◆ **Text segment**:
▬▬▬

RE: [htdig] how to defind word


Subject: RE: [htdig] how to defind word
From: NEPOTE Charles (Neuilly Gestion) (charles.nepote@cetelem.fr)
Date: Mon Jul 10 2000 - 00:36:03 PDT


I found somthing which might interest you.
See CTTeX : General-Purpose Thai word segmentation program

Sources are available at :
http://thaigate.nacsis.ac.jp/ftp/thaisoft/new/cttex/
And there is a binary version is available for Linux Mandrake (which may
work also on RedHat) ; it will be available soon on a Mandrake mirror :
see : http://www.linux-mandrake.com/en/cookerdevel.php3

Here is the description for the Linux Mandrake RPM :

--=-=-=
Name : cttex Relocations: (not relocateable)

▬▬▬

◆ **What is being asked**:
Extend the mailing-list post about the CTTeX Thai word segmentation program, continuing after its last line.

◆ **Data shown**:

▬▬▬

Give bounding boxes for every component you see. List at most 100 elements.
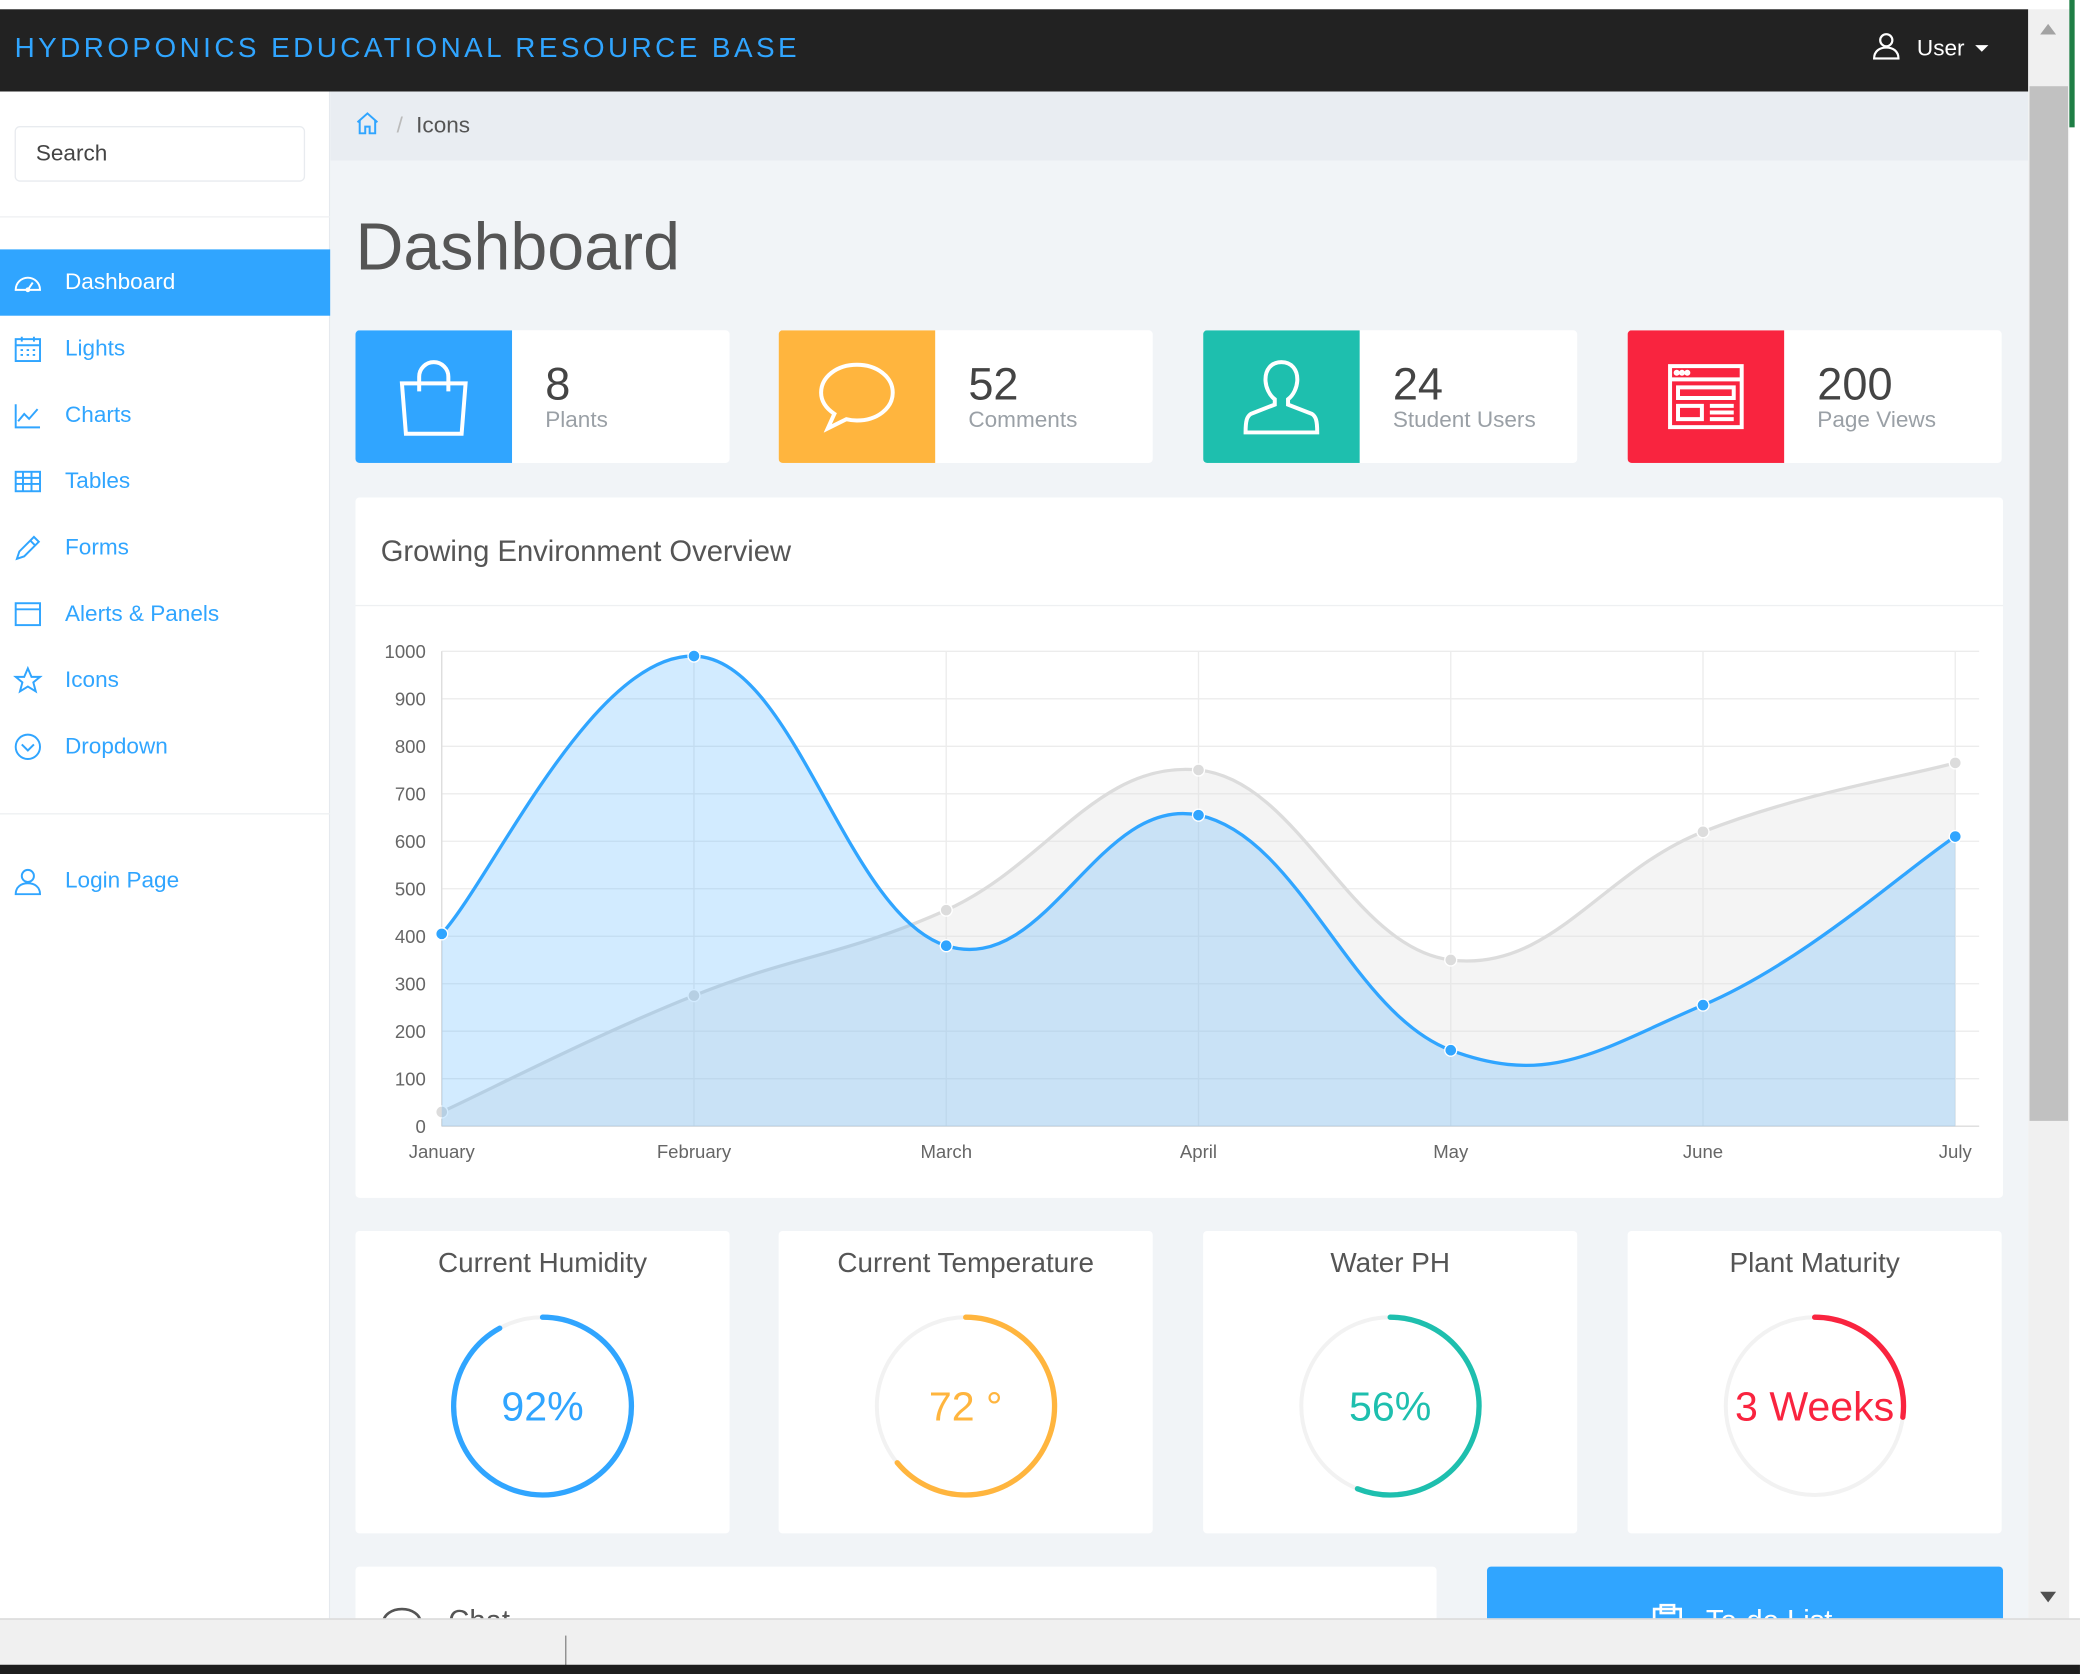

▬▬▬

◆ **Result**:
Version : 1.21 Vendor: MandrakeSoft
Release : 1mdk Build Date: Thu Jun 29 04:55:09
2000
Install date: (not installed) Build Host:
kenobi.mandrakesoft.com
Group : System/Internationalization Source RPM: (none)
Size : 442255 License: Distributable
Packager : Pablo Saratxaga <pablo@mandrakesoft.com>
URL : http://thaigate.nacsis.ac.jp/files/index.html
Summary : Cttex, Thai word separator program
Description :
The main part of Cttex is A Thai Word Separator algorithm using
a dictionary. A wrapper for formatting Thai LaTeX document file is provided
to demonstrate the use of this word-sep routine. The program can also
be used as a simple word-sep filter.
--=-=-=
* Wed Jun 28 2000 Pablo Saratxaga <pablo@mandrakesoft.com> 1.21-1mdk
- first rpm version for Mandrake
--=-=-=

Best regards,
Charles Népote.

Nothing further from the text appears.